**** INPUT RECORDS ****
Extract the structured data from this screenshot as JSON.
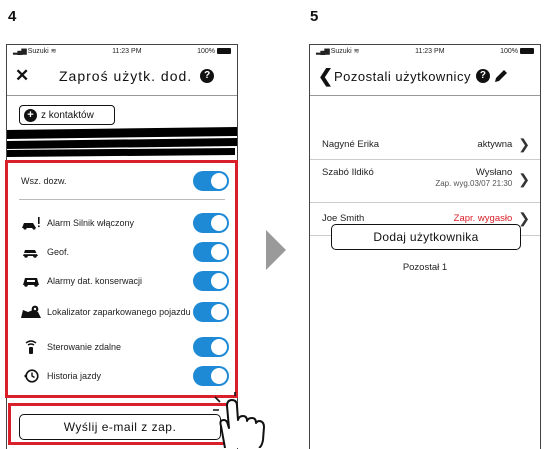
{
  "steps": {
    "left": "4",
    "right": "5"
  },
  "left_phone": {
    "status": {
      "carrier": "Suzuki",
      "time": "11:23 PM",
      "battery": "100%"
    },
    "title": "Zaproś użytk. dod.",
    "help_label": "?",
    "contacts_button": "z kontaktów",
    "permissions": [
      {
        "label": "Wsz. dozw.",
        "icon": "none",
        "enabled": true
      },
      {
        "label": "Alarm Silnik włączony",
        "icon": "car-alert-icon",
        "enabled": true
      },
      {
        "label": "Geof.",
        "icon": "car-geofence-icon",
        "enabled": true
      },
      {
        "label": "Alarmy dat. konserwacji",
        "icon": "car-maintenance-icon",
        "enabled": true
      },
      {
        "label": "Lokalizator zaparkowanego pojazdu",
        "icon": "map-pin-icon",
        "enabled": true
      },
      {
        "label": "Sterowanie zdalne",
        "icon": "remote-control-icon",
        "enabled": true
      },
      {
        "label": "Historia jazdy",
        "icon": "history-icon",
        "enabled": true
      }
    ],
    "send_button": "Wyślij e-mail z zap."
  },
  "right_phone": {
    "status": {
      "carrier": "Suzuki",
      "time": "11:23 PM",
      "battery": "100%"
    },
    "title": "Pozostali użytkownicy",
    "help_label": "?",
    "users": [
      {
        "name": "Nagyné Erika",
        "status": "aktywna",
        "detail": "",
        "status_color": "#222222"
      },
      {
        "name": "Szabó Ildikó",
        "status": "Wysłano",
        "detail": "Zap. wyg.03/07 21:30",
        "status_color": "#222222"
      },
      {
        "name": "Joe Smith",
        "status": "Zapr. wygasło",
        "detail": "",
        "status_color": "#d9202a"
      }
    ],
    "add_button": "Dodaj użytkownika",
    "remaining": "Pozostał 1"
  },
  "colors": {
    "accent": "#1e8ad6",
    "highlight": "#d9202a"
  }
}
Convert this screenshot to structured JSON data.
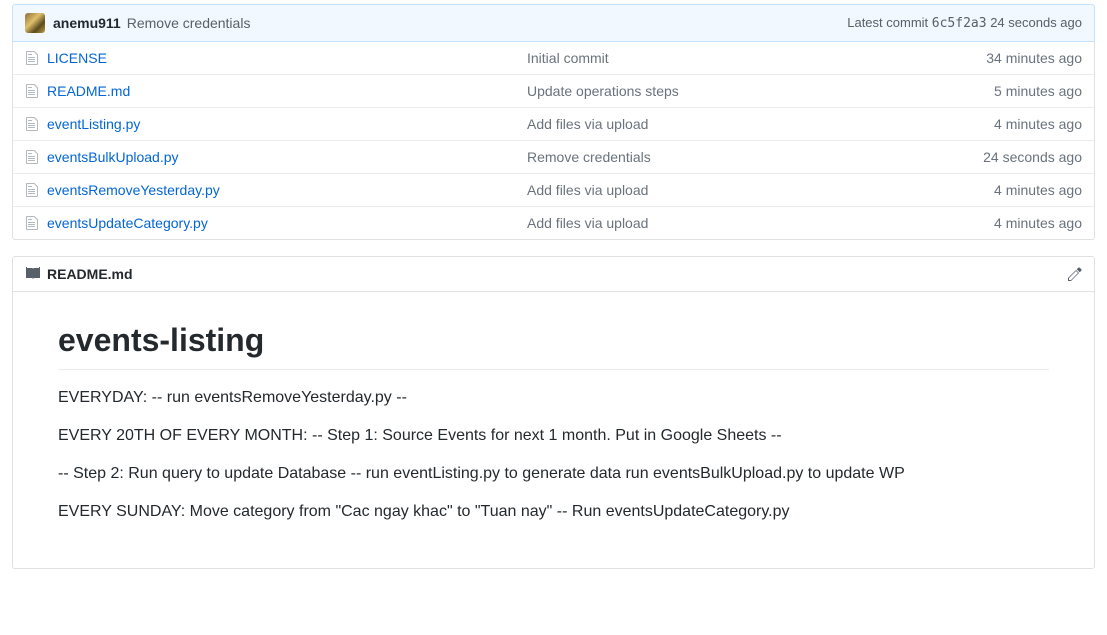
{
  "commit_header": {
    "author": "anemu911",
    "message": "Remove credentials",
    "latest_label": "Latest commit",
    "sha": "6c5f2a3",
    "time": "24 seconds ago"
  },
  "files": [
    {
      "name": "LICENSE",
      "message": "Initial commit",
      "time": "34 minutes ago"
    },
    {
      "name": "README.md",
      "message": "Update operations steps",
      "time": "5 minutes ago"
    },
    {
      "name": "eventListing.py",
      "message": "Add files via upload",
      "time": "4 minutes ago"
    },
    {
      "name": "eventsBulkUpload.py",
      "message": "Remove credentials",
      "time": "24 seconds ago"
    },
    {
      "name": "eventsRemoveYesterday.py",
      "message": "Add files via upload",
      "time": "4 minutes ago"
    },
    {
      "name": "eventsUpdateCategory.py",
      "message": "Add files via upload",
      "time": "4 minutes ago"
    }
  ],
  "readme": {
    "filename": "README.md",
    "title": "events-listing",
    "paragraphs": [
      "EVERYDAY: -- run eventsRemoveYesterday.py --",
      "EVERY 20TH OF EVERY MONTH: -- Step 1: Source Events for next 1 month. Put in Google Sheets --",
      "-- Step 2: Run query to update Database -- run eventListing.py to generate data run eventsBulkUpload.py to update WP",
      "EVERY SUNDAY: Move category from \"Cac ngay khac\" to \"Tuan nay\" -- Run eventsUpdateCategory.py"
    ]
  }
}
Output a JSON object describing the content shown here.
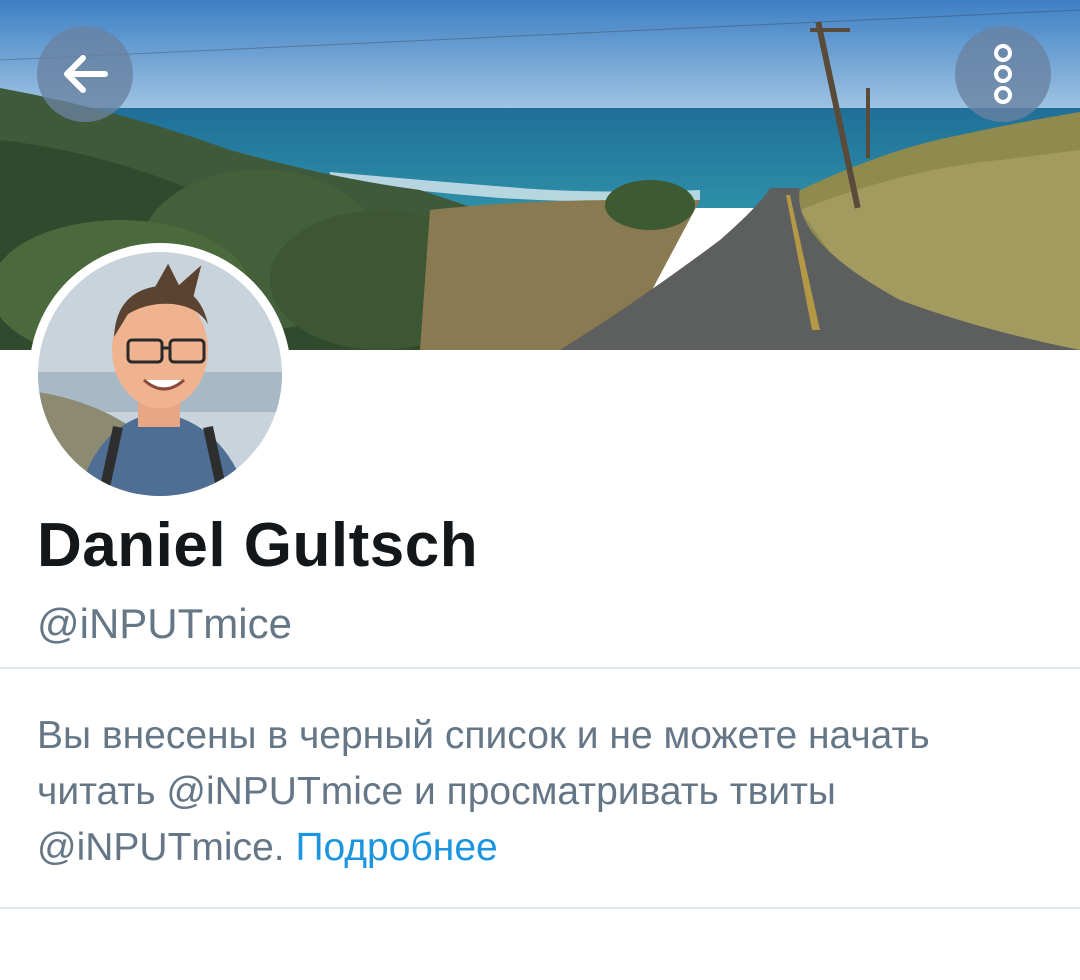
{
  "header": {
    "back_icon": "arrow-left-icon",
    "more_icon": "more-vertical-icon",
    "button_color": "#6982a0"
  },
  "profile": {
    "display_name": "Daniel Gultsch",
    "handle": "@iNPUTmice"
  },
  "blocked_notice": {
    "text": "Вы внесены в черный список и не можете начать читать @iNPUTmice и просматривать твиты @iNPUTmice.",
    "learn_more_label": "Подробнее"
  },
  "colors": {
    "name_text": "#14171a",
    "secondary_text": "#657786",
    "link": "#1b95e0",
    "divider": "#e1e8ed"
  }
}
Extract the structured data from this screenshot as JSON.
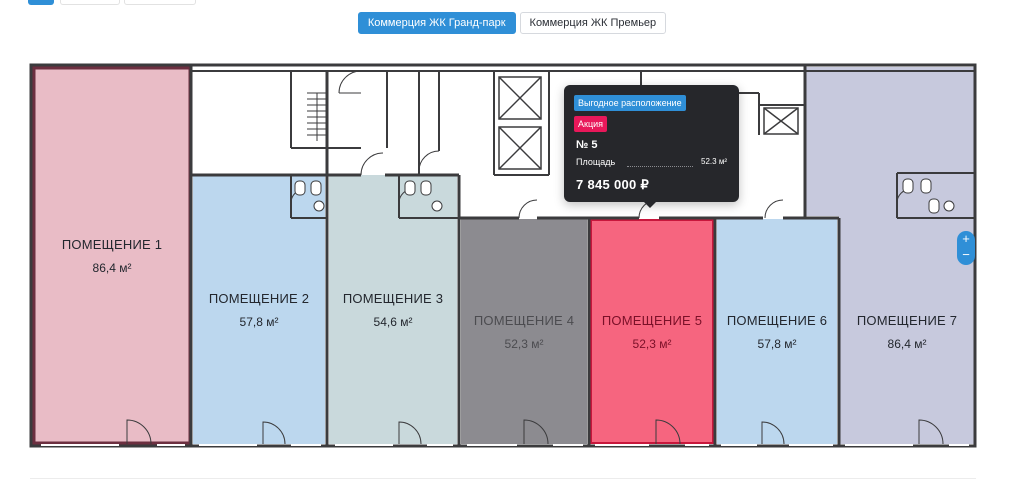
{
  "tabs": [
    {
      "label": "Коммерция ЖК Гранд-парк",
      "active": true
    },
    {
      "label": "Коммерция ЖК Премьер",
      "active": false
    }
  ],
  "rooms": [
    {
      "name": "ПОМЕЩЕНИЕ 1",
      "area": "86,4 м²",
      "color": "#e9bcc6"
    },
    {
      "name": "ПОМЕЩЕНИЕ 2",
      "area": "57,8 м²",
      "color": "#bcd7ee"
    },
    {
      "name": "ПОМЕЩЕНИЕ 3",
      "area": "54,6 м²",
      "color": "#c9d9dc"
    },
    {
      "name": "ПОМЕЩЕНИЕ 4",
      "area": "52,3 м²",
      "color": "#8c8b90"
    },
    {
      "name": "ПОМЕЩЕНИЕ 5",
      "area": "52,3 м²",
      "color": "#f6657f"
    },
    {
      "name": "ПОМЕЩЕНИЕ 6",
      "area": "57,8 м²",
      "color": "#bcd7ee"
    },
    {
      "name": "ПОМЕЩЕНИЕ 7",
      "area": "86,4 м²",
      "color": "#c7c9dd"
    }
  ],
  "tooltip": {
    "badge_primary": "Выгодное расположение",
    "badge_secondary": "Акция",
    "number": "№ 5",
    "area_label": "Площадь",
    "area_value": "52.3 м²",
    "price": "7 845 000 ₽"
  },
  "zoom": {
    "plus": "+",
    "minus": "−"
  },
  "colors": {
    "accent": "#2f8fd7",
    "sale_badge": "#e8185a",
    "wall": "#3b3b3d",
    "tooltip_bg": "#26272b"
  }
}
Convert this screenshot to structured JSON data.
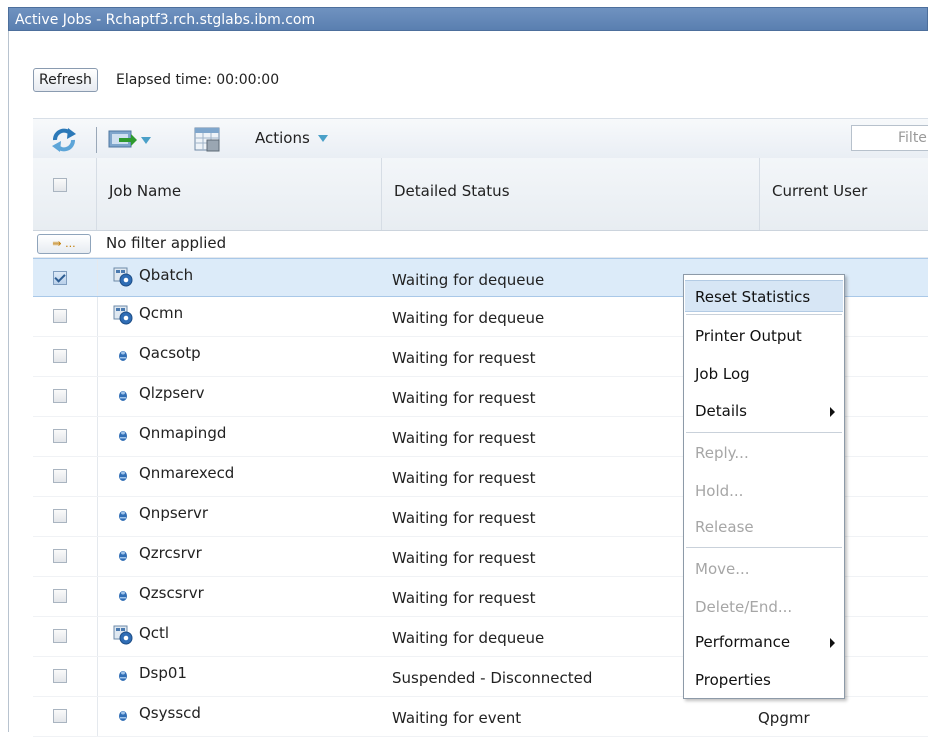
{
  "window": {
    "title": "Active Jobs - Rchaptf3.rch.stglabs.ibm.com"
  },
  "controls": {
    "refresh_label": "Refresh",
    "elapsed_label": "Elapsed time: 00:00:00"
  },
  "toolbar": {
    "icons": [
      "refresh-icon",
      "export-icon",
      "table-config-icon"
    ],
    "actions_label": "Actions",
    "filter_placeholder": "Filter"
  },
  "table": {
    "columns": [
      "Job Name",
      "Detailed Status",
      "Current User"
    ],
    "filter_button_label": "⇛ ...",
    "filter_status": "No filter applied",
    "rows": [
      {
        "name": "Qbatch",
        "status": "Waiting for dequeue",
        "user": "",
        "icon": "subsystem-icon",
        "checked": true
      },
      {
        "name": "Qcmn",
        "status": "Waiting for dequeue",
        "user": "",
        "icon": "subsystem-icon",
        "checked": false
      },
      {
        "name": "Qacsotp",
        "status": "Waiting for request",
        "user": "",
        "icon": "job-icon",
        "checked": false
      },
      {
        "name": "Qlzpserv",
        "status": "Waiting for request",
        "user": "",
        "icon": "job-icon",
        "checked": false
      },
      {
        "name": "Qnmapingd",
        "status": "Waiting for request",
        "user": "",
        "icon": "job-icon",
        "checked": false
      },
      {
        "name": "Qnmarexecd",
        "status": "Waiting for request",
        "user": "",
        "icon": "job-icon",
        "checked": false
      },
      {
        "name": "Qnpservr",
        "status": "Waiting for request",
        "user": "",
        "icon": "job-icon",
        "checked": false
      },
      {
        "name": "Qzrcsrvr",
        "status": "Waiting for request",
        "user": "",
        "icon": "job-icon",
        "checked": false
      },
      {
        "name": "Qzscsrvr",
        "status": "Waiting for request",
        "user": "",
        "icon": "job-icon",
        "checked": false
      },
      {
        "name": "Qctl",
        "status": "Waiting for dequeue",
        "user": "",
        "icon": "subsystem-icon",
        "checked": false
      },
      {
        "name": "Dsp01",
        "status": "Suspended - Disconnected",
        "user": "",
        "icon": "job-icon",
        "checked": false
      },
      {
        "name": "Qsysscd",
        "status": "Waiting for event",
        "user": "Qpgmr",
        "icon": "job-icon",
        "checked": false
      }
    ]
  },
  "context_menu": {
    "items": [
      {
        "label": "Reset Statistics",
        "state": "highlighted"
      },
      {
        "label": "Printer Output",
        "state": "enabled"
      },
      {
        "label": "Job Log",
        "state": "enabled"
      },
      {
        "label": "Details",
        "state": "enabled",
        "submenu": true
      },
      {
        "label": "Reply...",
        "state": "disabled"
      },
      {
        "label": "Hold...",
        "state": "disabled"
      },
      {
        "label": "Release",
        "state": "disabled"
      },
      {
        "label": "Move...",
        "state": "disabled"
      },
      {
        "label": "Delete/End...",
        "state": "disabled"
      },
      {
        "label": "Performance",
        "state": "enabled",
        "submenu": true
      },
      {
        "label": "Properties",
        "state": "enabled"
      }
    ]
  },
  "colors": {
    "title_bar": "#5a7fb0",
    "selection": "#dcebf9",
    "menu_highlight": "#d7e6f5",
    "accent_triangle": "#4aa0c8"
  }
}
****
EXERCISE AIM:
Copy each line of the listing that contains the string "Output".

WRITTEN RESPONSE:
Output a JSON object describing the content shown here.
        "label": "Printer Output",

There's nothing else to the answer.